** Prompt **
Quote every entry word for word.
━━ Provided data
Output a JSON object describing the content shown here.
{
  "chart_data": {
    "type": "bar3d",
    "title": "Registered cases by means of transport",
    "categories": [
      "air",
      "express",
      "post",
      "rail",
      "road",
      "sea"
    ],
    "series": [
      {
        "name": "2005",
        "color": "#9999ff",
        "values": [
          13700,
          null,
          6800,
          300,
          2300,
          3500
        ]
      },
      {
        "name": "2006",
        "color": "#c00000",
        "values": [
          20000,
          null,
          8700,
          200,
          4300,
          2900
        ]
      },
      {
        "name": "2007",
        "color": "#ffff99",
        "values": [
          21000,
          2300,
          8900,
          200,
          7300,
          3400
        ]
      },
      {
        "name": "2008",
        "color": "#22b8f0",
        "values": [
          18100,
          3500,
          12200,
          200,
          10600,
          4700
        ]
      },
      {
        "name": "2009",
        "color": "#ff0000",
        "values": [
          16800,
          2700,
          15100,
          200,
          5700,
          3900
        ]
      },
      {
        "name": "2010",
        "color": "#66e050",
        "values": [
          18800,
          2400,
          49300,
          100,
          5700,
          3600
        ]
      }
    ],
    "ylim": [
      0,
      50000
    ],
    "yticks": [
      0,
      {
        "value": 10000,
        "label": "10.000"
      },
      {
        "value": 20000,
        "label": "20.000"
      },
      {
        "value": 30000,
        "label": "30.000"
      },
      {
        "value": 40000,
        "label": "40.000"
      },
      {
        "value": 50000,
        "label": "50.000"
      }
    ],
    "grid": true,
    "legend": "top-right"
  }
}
━━━━
** Solution to the problem **
Output a JSON object describing the content shown here.
{
  "chart_data": {
    "type": "bar3d",
    "title": "Registered cases by means of transport",
    "categories": [
      "air",
      "express",
      "post",
      "rail",
      "road",
      "sea"
    ],
    "series": [
      {
        "name": "2005",
        "color": "#9999ff",
        "values": [
          13700,
          null,
          6800,
          300,
          2300,
          3500
        ]
      },
      {
        "name": "2006",
        "color": "#c00000",
        "values": [
          20000,
          null,
          8700,
          200,
          4300,
          2900
        ]
      },
      {
        "name": "2007",
        "color": "#ffff99",
        "values": [
          21000,
          2300,
          8900,
          200,
          7300,
          3400
        ]
      },
      {
        "name": "2008",
        "color": "#22b8f0",
        "values": [
          18100,
          3500,
          12200,
          200,
          10600,
          4700
        ]
      },
      {
        "name": "2009",
        "color": "#ff0000",
        "values": [
          16800,
          2700,
          15100,
          200,
          5700,
          3900
        ]
      },
      {
        "name": "2010",
        "color": "#66e050",
        "values": [
          18800,
          2400,
          49300,
          100,
          5700,
          3600
        ]
      }
    ],
    "ylim": [
      0,
      50000
    ],
    "yticks": [
      0,
      {
        "value": 10000,
        "label": "10.000"
      },
      {
        "value": 20000,
        "label": "20.000"
      },
      {
        "value": 30000,
        "label": "30.000"
      },
      {
        "value": 40000,
        "label": "40.000"
      },
      {
        "value": 50000,
        "label": "50.000"
      }
    ],
    "grid": true,
    "legend": "top-right"
  }
}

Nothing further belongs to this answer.